→ Exercise objective
Find the string "title" in the records. Copy every line it appears in.

→ Listed entries
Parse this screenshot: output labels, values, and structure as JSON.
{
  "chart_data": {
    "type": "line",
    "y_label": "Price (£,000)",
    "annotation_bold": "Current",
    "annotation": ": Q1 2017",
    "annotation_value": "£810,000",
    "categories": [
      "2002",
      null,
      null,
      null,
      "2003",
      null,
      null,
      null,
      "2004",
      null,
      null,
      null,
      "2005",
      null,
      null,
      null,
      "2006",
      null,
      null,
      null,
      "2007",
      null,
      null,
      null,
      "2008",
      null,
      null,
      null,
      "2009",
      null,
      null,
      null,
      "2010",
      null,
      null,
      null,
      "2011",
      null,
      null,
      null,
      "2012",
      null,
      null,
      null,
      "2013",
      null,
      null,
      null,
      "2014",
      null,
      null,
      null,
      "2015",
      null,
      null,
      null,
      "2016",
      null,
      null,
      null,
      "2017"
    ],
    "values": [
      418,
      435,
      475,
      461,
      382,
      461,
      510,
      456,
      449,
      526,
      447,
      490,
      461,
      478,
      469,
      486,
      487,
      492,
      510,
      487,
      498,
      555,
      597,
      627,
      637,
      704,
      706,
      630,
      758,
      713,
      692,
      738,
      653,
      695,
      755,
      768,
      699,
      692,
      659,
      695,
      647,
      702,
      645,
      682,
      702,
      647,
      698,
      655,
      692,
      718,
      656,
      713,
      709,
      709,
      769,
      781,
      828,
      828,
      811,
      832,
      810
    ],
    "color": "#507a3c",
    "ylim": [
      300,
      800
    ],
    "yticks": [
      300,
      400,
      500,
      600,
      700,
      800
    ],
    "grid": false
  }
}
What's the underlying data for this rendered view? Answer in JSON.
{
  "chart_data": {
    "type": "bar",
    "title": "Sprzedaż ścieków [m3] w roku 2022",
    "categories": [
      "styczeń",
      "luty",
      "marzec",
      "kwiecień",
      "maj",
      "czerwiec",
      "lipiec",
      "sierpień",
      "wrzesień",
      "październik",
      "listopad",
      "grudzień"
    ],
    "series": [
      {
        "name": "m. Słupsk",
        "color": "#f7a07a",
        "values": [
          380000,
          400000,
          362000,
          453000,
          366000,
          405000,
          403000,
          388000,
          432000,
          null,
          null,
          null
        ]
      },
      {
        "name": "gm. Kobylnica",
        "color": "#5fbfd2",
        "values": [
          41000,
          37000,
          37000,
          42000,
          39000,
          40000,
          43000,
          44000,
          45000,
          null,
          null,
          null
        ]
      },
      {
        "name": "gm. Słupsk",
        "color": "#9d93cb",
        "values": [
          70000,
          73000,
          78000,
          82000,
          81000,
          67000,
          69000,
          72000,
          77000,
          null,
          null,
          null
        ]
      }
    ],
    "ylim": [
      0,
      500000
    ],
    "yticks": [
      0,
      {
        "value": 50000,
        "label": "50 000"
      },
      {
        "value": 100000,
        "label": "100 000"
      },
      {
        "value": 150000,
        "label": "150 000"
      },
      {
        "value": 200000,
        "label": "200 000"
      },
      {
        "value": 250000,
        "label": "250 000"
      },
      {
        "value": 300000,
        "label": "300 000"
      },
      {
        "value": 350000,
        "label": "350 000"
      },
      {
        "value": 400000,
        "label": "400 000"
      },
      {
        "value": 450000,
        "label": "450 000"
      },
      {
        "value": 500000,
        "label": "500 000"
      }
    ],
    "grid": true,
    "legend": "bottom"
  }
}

--

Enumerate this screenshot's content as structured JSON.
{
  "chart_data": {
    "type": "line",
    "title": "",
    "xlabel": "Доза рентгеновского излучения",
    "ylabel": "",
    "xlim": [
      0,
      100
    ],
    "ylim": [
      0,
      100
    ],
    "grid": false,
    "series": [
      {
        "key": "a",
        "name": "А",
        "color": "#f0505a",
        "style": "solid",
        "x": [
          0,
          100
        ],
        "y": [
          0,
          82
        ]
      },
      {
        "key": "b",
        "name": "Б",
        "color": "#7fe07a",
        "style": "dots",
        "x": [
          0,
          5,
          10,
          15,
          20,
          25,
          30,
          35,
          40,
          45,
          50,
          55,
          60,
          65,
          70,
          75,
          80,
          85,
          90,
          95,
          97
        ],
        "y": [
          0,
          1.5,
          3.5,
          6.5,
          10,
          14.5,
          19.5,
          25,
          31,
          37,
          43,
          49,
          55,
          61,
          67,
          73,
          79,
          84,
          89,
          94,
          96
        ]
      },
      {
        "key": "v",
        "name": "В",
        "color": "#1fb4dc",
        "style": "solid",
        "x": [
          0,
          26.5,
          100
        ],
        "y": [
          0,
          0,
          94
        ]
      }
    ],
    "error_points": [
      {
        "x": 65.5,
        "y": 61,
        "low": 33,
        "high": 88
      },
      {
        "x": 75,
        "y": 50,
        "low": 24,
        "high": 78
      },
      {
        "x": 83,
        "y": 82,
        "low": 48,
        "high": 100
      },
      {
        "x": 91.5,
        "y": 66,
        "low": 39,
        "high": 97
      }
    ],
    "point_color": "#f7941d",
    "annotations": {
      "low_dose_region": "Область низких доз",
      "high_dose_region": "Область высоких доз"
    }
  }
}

---

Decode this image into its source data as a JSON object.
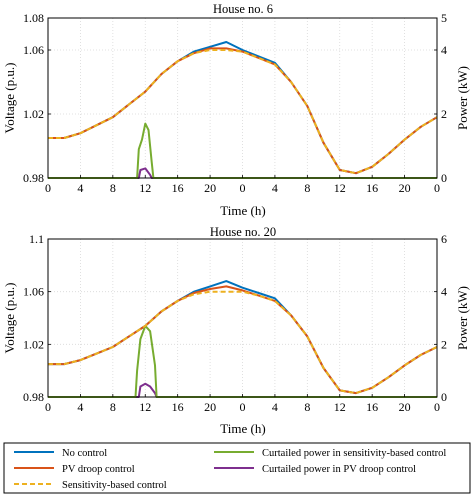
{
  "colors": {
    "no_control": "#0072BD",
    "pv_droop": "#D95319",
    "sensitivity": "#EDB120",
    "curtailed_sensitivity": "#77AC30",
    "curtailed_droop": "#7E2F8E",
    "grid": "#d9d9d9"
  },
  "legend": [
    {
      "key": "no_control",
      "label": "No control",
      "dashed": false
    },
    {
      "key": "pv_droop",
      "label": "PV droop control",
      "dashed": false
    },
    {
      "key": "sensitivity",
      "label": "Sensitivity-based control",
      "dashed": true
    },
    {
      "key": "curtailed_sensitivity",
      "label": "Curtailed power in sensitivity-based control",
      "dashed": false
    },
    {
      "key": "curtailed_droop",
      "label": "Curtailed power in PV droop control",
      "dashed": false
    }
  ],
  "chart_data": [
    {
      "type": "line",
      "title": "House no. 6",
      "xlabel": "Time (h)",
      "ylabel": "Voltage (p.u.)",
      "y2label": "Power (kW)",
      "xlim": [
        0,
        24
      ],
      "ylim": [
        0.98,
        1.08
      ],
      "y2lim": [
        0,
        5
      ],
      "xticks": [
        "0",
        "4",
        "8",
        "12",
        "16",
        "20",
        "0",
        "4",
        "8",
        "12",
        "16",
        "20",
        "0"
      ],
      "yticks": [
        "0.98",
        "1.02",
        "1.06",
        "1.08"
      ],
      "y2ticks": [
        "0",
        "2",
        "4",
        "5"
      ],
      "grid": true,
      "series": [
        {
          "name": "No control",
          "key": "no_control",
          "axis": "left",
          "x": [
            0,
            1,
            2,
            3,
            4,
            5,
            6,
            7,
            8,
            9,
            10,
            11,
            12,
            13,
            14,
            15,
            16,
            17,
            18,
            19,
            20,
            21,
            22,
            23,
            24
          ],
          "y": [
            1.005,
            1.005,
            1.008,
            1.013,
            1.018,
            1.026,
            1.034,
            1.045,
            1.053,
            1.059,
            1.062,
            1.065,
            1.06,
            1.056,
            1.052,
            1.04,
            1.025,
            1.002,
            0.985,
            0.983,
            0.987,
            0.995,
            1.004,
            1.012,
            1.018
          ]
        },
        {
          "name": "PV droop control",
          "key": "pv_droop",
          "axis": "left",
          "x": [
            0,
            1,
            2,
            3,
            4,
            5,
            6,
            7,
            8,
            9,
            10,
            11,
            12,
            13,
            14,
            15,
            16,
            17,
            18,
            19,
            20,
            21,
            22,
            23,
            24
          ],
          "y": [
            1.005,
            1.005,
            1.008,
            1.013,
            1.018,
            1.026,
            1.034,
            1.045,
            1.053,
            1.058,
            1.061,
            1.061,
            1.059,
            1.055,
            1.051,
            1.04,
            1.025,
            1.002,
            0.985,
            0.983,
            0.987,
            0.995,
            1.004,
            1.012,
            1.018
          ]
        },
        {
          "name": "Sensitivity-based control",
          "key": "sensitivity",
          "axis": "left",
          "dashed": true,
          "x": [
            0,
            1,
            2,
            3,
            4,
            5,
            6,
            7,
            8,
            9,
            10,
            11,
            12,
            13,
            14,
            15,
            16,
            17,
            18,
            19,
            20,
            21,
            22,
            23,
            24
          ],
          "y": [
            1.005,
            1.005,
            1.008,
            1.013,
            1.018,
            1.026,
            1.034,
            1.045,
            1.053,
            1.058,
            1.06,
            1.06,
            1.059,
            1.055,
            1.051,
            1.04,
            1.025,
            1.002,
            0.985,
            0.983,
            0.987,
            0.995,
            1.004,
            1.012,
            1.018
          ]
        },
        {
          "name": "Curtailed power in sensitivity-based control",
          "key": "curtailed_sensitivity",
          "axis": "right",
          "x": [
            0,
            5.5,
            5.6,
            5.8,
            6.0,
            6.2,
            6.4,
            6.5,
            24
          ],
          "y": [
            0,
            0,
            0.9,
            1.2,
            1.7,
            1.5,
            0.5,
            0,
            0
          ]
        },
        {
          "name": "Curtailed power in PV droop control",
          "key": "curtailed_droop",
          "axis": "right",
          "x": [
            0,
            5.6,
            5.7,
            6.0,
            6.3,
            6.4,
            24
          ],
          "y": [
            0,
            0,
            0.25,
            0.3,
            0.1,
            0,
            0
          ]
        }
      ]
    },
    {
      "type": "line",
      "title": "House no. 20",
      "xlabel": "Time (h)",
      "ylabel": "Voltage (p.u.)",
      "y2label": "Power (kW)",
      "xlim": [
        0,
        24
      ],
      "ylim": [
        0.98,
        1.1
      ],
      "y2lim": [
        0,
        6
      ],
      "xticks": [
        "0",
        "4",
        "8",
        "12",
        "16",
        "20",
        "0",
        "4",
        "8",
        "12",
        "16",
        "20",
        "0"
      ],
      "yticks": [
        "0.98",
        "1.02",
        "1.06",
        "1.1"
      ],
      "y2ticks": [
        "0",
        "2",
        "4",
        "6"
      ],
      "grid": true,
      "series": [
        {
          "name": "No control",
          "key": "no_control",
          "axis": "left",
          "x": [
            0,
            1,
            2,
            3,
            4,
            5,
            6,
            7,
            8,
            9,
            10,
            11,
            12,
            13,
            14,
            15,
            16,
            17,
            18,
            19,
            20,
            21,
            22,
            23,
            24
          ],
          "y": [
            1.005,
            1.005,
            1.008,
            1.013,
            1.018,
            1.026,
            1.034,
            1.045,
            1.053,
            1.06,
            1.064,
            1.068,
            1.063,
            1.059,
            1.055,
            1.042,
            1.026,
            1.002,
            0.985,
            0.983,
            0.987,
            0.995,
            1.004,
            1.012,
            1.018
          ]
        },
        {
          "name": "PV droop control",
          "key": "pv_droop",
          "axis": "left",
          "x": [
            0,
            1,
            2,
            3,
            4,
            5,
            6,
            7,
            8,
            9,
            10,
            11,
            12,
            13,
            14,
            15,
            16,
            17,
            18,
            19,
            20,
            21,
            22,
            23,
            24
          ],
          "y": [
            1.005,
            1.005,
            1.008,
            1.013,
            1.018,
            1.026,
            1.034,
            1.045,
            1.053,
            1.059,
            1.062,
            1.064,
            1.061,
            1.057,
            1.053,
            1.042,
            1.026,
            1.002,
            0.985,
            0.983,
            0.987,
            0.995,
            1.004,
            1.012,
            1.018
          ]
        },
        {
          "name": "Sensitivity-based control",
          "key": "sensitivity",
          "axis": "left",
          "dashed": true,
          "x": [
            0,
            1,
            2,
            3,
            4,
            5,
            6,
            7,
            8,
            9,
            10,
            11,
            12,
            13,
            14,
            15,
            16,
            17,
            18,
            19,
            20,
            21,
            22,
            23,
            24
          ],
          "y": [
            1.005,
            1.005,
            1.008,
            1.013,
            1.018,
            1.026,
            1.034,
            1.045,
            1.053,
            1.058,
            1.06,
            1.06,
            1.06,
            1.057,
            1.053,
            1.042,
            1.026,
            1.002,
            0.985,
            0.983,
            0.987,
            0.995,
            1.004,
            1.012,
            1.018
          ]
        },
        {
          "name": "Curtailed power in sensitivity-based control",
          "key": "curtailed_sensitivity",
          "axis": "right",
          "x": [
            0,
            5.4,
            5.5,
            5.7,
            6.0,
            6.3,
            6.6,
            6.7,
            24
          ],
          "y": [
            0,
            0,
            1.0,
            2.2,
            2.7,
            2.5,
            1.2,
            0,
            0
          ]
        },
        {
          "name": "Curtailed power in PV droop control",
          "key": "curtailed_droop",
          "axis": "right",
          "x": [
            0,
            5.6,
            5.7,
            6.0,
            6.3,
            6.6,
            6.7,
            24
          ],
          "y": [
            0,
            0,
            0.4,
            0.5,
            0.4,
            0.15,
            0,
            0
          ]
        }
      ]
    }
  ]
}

→ Solution
    "title": "Sprzedaż ścieków [m3] w roku 2022",
    "title": "",
      "title": "House no. 6",
      "title": "House no. 20",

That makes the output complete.